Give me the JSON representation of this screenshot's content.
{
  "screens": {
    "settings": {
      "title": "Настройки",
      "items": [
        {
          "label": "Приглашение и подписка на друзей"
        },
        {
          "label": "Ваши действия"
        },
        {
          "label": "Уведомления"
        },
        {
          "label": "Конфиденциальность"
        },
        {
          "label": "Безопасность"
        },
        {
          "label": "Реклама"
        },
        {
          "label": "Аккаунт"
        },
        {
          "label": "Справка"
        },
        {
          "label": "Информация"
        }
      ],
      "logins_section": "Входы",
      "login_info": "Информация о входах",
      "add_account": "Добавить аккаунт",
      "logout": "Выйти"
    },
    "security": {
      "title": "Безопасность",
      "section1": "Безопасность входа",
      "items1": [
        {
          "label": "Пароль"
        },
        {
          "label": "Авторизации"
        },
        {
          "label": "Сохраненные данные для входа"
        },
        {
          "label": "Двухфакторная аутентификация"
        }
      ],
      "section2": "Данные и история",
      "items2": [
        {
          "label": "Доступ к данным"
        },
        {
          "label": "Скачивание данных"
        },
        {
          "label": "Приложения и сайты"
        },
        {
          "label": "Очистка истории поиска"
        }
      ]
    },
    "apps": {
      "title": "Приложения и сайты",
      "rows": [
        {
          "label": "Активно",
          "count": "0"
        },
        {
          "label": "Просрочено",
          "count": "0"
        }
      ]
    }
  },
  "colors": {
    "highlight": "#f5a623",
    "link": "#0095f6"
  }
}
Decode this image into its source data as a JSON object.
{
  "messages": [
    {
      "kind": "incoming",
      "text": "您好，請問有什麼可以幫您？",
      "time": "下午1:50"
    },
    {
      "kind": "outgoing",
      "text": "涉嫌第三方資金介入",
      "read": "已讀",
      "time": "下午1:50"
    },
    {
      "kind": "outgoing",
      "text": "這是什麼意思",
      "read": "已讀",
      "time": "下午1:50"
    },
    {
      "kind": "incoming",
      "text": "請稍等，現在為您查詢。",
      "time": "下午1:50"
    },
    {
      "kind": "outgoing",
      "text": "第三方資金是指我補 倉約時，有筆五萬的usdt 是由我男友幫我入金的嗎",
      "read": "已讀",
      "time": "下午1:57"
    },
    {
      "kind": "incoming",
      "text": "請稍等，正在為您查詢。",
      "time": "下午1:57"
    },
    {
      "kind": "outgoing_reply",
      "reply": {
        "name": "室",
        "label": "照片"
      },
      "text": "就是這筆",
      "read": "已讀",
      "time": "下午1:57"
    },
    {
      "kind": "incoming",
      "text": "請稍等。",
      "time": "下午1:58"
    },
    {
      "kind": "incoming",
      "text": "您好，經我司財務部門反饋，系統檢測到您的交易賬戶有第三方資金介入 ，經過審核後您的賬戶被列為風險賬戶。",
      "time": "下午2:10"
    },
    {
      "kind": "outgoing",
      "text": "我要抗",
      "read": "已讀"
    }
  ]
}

_PROBLEM DESCRIPTION_
Please output the complete data exactly.

_OUTPUT FOR THIS TASK_
Give me the JSON representation of this screenshot's content.
{
  "screens": {
    "settings": {
      "title": "Настройки",
      "items": [
        {
          "label": "Приглашение и подписка на друзей"
        },
        {
          "label": "Ваши действия"
        },
        {
          "label": "Уведомления"
        },
        {
          "label": "Конфиденциальность"
        },
        {
          "label": "Безопасность"
        },
        {
          "label": "Реклама"
        },
        {
          "label": "Аккаунт"
        },
        {
          "label": "Справка"
        },
        {
          "label": "Информация"
        }
      ],
      "logins_section": "Входы",
      "login_info": "Информация о входах",
      "add_account": "Добавить аккаунт",
      "logout": "Выйти"
    },
    "security": {
      "title": "Безопасность",
      "section1": "Безопасность входа",
      "items1": [
        {
          "label": "Пароль"
        },
        {
          "label": "Авторизации"
        },
        {
          "label": "Сохраненные данные для входа"
        },
        {
          "label": "Двухфакторная аутентификация"
        }
      ],
      "section2": "Данные и история",
      "items2": [
        {
          "label": "Доступ к данным"
        },
        {
          "label": "Скачивание данных"
        },
        {
          "label": "Приложения и сайты"
        },
        {
          "label": "Очистка истории поиска"
        }
      ]
    },
    "apps": {
      "title": "Приложения и сайты",
      "rows": [
        {
          "label": "Активно",
          "count": "0"
        },
        {
          "label": "Просрочено",
          "count": "0"
        }
      ]
    }
  },
  "colors": {
    "highlight": "#f5a623",
    "link": "#0095f6"
  }
}
Decode this image into its source data as a JSON object.
{
  "messages": [
    {
      "kind": "incoming",
      "text": "您好，請問有什麼可以幫您？",
      "time": "下午1:50"
    },
    {
      "kind": "outgoing",
      "text": "涉嫌第三方資金介入",
      "read": "已讀",
      "time": "下午1:50"
    },
    {
      "kind": "outgoing",
      "text": "這是什麼意思",
      "read": "已讀",
      "time": "下午1:50"
    },
    {
      "kind": "incoming",
      "text": "請稍等，現在為您查詢。",
      "time": "下午1:50"
    },
    {
      "kind": "outgoing",
      "text": "第三方資金是指我補 倉約時，有筆五萬的usdt 是由我男友幫我入金的嗎",
      "read": "已讀",
      "time": "下午1:57"
    },
    {
      "kind": "incoming",
      "text": "請稍等，正在為您查詢。",
      "time": "下午1:57"
    },
    {
      "kind": "outgoing_reply",
      "reply": {
        "name": "室",
        "label": "照片"
      },
      "text": "就是這筆",
      "read": "已讀",
      "time": "下午1:57"
    },
    {
      "kind": "incoming",
      "text": "請稍等。",
      "time": "下午1:58"
    },
    {
      "kind": "incoming",
      "text": "您好，經我司財務部門反饋，系統檢測到您的交易賬戶有第三方資金介入 ，經過審核後您的賬戶被列為風險賬戶。",
      "time": "下午2:10"
    },
    {
      "kind": "outgoing",
      "text": "我要抗",
      "read": "已讀"
    }
  ]
}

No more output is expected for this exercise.